■ TASK INPUT:
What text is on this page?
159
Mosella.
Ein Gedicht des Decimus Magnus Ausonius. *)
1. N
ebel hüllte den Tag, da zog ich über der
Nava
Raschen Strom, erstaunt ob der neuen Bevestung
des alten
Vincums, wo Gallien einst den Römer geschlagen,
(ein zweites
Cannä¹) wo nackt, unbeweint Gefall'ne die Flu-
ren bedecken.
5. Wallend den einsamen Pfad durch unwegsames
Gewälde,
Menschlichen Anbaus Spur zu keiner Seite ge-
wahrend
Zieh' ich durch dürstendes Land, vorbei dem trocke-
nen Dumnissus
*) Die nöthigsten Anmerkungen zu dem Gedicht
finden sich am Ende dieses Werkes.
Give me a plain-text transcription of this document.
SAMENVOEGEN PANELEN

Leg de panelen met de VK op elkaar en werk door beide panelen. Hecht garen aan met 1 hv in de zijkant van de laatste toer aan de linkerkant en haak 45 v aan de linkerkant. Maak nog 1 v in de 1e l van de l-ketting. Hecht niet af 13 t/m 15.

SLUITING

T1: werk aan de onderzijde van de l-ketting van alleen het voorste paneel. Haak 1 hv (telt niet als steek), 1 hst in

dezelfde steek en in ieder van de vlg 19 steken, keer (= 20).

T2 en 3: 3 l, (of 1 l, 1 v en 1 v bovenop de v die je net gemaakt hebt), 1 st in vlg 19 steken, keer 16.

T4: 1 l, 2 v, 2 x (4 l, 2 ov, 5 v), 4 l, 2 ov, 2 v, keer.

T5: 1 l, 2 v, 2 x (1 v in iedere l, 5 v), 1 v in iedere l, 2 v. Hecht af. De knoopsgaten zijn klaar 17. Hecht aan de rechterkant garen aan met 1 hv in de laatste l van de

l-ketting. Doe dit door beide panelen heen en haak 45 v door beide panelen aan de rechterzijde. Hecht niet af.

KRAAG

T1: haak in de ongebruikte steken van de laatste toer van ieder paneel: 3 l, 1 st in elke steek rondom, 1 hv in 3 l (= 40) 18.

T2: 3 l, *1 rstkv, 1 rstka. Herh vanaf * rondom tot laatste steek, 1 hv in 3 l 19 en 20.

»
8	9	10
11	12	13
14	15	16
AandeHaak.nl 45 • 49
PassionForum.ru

■ WHAT THE TASK ASKS:
Gather, from the listing above, every line carrying the word "paneel".

■ EXERCISE OUTPUT:
T1: werk aan de onderzijde van de l-ketting van alleen het voorste paneel. Haak 1 hv (telt niet als steek), 1 hst in
T1: haak in de ongebruikte steken van de laatste toer van ieder paneel: 3 l, 1 st in elke steek rondom, 1 hv in 3 l (= 40) 18.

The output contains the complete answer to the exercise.